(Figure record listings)
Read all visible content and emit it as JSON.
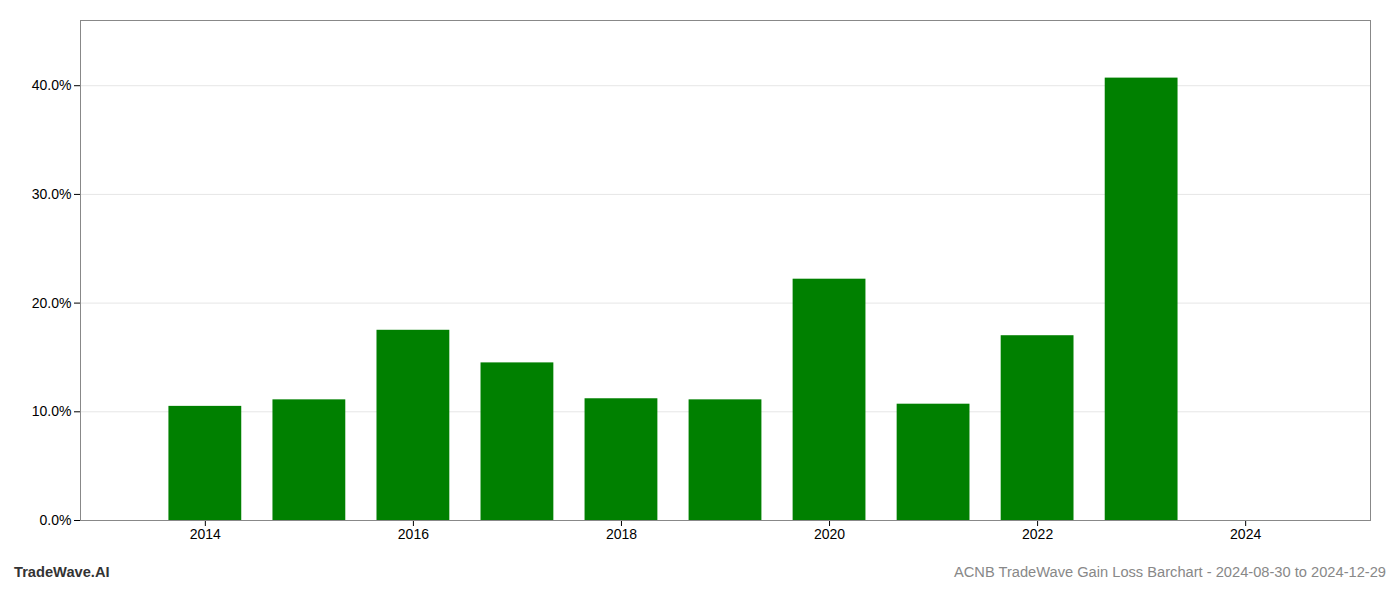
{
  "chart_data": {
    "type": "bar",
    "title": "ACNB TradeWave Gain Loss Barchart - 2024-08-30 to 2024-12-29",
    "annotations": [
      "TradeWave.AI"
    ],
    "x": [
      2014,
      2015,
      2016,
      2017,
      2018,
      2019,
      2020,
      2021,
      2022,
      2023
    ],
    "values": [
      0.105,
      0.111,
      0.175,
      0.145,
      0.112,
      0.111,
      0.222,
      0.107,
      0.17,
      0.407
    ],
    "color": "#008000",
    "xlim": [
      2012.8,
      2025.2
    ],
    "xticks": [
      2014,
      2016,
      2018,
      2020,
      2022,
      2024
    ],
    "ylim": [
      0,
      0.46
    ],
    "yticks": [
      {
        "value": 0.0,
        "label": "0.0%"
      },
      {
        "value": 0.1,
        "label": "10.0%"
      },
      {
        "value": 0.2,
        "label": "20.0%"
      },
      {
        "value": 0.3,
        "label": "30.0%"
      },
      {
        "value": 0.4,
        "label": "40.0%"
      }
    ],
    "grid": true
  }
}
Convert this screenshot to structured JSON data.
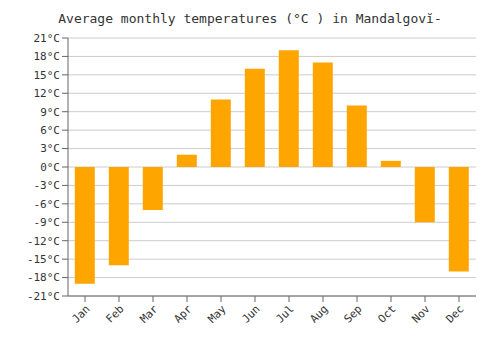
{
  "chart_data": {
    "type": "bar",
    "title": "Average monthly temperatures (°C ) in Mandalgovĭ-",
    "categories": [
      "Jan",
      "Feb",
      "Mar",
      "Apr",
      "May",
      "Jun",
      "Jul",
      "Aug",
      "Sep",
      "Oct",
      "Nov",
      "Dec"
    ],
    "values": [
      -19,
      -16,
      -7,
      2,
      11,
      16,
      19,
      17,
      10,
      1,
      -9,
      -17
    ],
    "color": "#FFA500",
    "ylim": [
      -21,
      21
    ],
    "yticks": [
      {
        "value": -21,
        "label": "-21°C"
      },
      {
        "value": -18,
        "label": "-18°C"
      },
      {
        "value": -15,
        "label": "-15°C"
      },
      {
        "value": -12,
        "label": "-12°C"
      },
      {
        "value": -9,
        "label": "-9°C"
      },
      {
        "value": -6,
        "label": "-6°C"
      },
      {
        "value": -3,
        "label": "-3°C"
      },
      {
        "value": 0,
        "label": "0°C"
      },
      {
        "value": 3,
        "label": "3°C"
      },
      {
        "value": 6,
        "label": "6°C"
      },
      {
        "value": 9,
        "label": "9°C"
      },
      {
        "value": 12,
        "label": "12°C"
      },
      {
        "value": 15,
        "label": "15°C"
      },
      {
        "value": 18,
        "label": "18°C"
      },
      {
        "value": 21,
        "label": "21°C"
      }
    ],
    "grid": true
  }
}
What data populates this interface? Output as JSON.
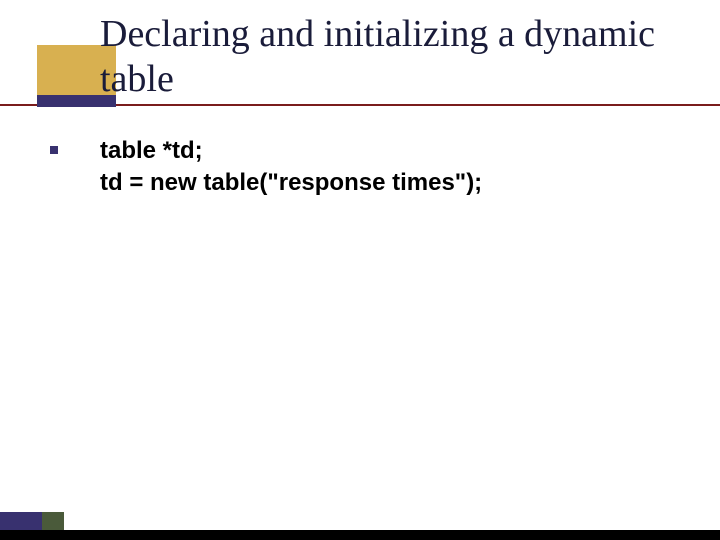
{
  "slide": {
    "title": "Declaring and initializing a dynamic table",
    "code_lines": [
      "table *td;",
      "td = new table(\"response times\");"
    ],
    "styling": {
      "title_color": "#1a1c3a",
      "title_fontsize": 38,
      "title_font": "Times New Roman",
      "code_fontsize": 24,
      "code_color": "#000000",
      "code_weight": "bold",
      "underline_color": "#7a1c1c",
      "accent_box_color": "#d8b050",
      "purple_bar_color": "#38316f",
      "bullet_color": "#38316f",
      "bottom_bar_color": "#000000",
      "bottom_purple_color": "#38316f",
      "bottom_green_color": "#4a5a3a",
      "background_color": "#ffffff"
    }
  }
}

## Problem to solve
Omit every picture while copying the listing above exactly.

## Correct result
Read all visible content and emit it as JSON.
{
  "chart_data": {
    "type": "bar",
    "title": "ACNB TradeWave Gain Loss Barchart - 2024-08-30 to 2024-12-29",
    "annotations": [
      "TradeWave.AI"
    ],
    "x": [
      2014,
      2015,
      2016,
      2017,
      2018,
      2019,
      2020,
      2021,
      2022,
      2023
    ],
    "values": [
      0.105,
      0.111,
      0.175,
      0.145,
      0.112,
      0.111,
      0.222,
      0.107,
      0.17,
      0.407
    ],
    "color": "#008000",
    "xlim": [
      2012.8,
      2025.2
    ],
    "xticks": [
      2014,
      2016,
      2018,
      2020,
      2022,
      2024
    ],
    "ylim": [
      0,
      0.46
    ],
    "yticks": [
      {
        "value": 0.0,
        "label": "0.0%"
      },
      {
        "value": 0.1,
        "label": "10.0%"
      },
      {
        "value": 0.2,
        "label": "20.0%"
      },
      {
        "value": 0.3,
        "label": "30.0%"
      },
      {
        "value": 0.4,
        "label": "40.0%"
      }
    ],
    "grid": true
  }
}
Convert this screenshot to structured JSON data.
{
  "chart_data": {
    "type": "bar",
    "title": "Average monthly temperatures (°C ) in Mandalgovĭ-",
    "categories": [
      "Jan",
      "Feb",
      "Mar",
      "Apr",
      "May",
      "Jun",
      "Jul",
      "Aug",
      "Sep",
      "Oct",
      "Nov",
      "Dec"
    ],
    "values": [
      -19,
      -16,
      -7,
      2,
      11,
      16,
      19,
      17,
      10,
      1,
      -9,
      -17
    ],
    "color": "#FFA500",
    "ylim": [
      -21,
      21
    ],
    "yticks": [
      {
        "value": -21,
        "label": "-21°C"
      },
      {
        "value": -18,
        "label": "-18°C"
      },
      {
        "value": -15,
        "label": "-15°C"
      },
      {
        "value": -12,
        "label": "-12°C"
      },
      {
        "value": -9,
        "label": "-9°C"
      },
      {
        "value": -6,
        "label": "-6°C"
      },
      {
        "value": -3,
        "label": "-3°C"
      },
      {
        "value": 0,
        "label": "0°C"
      },
      {
        "value": 3,
        "label": "3°C"
      },
      {
        "value": 6,
        "label": "6°C"
      },
      {
        "value": 9,
        "label": "9°C"
      },
      {
        "value": 12,
        "label": "12°C"
      },
      {
        "value": 15,
        "label": "15°C"
      },
      {
        "value": 18,
        "label": "18°C"
      },
      {
        "value": 21,
        "label": "21°C"
      }
    ],
    "grid": true
  }
}
What data populates this interface? Output as JSON.
{
  "slide": {
    "title": "Declaring and initializing a dynamic table",
    "code_lines": [
      "table *td;",
      "td = new table(\"response times\");"
    ],
    "styling": {
      "title_color": "#1a1c3a",
      "title_fontsize": 38,
      "title_font": "Times New Roman",
      "code_fontsize": 24,
      "code_color": "#000000",
      "code_weight": "bold",
      "underline_color": "#7a1c1c",
      "accent_box_color": "#d8b050",
      "purple_bar_color": "#38316f",
      "bullet_color": "#38316f",
      "bottom_bar_color": "#000000",
      "bottom_purple_color": "#38316f",
      "bottom_green_color": "#4a5a3a",
      "background_color": "#ffffff"
    }
  }
}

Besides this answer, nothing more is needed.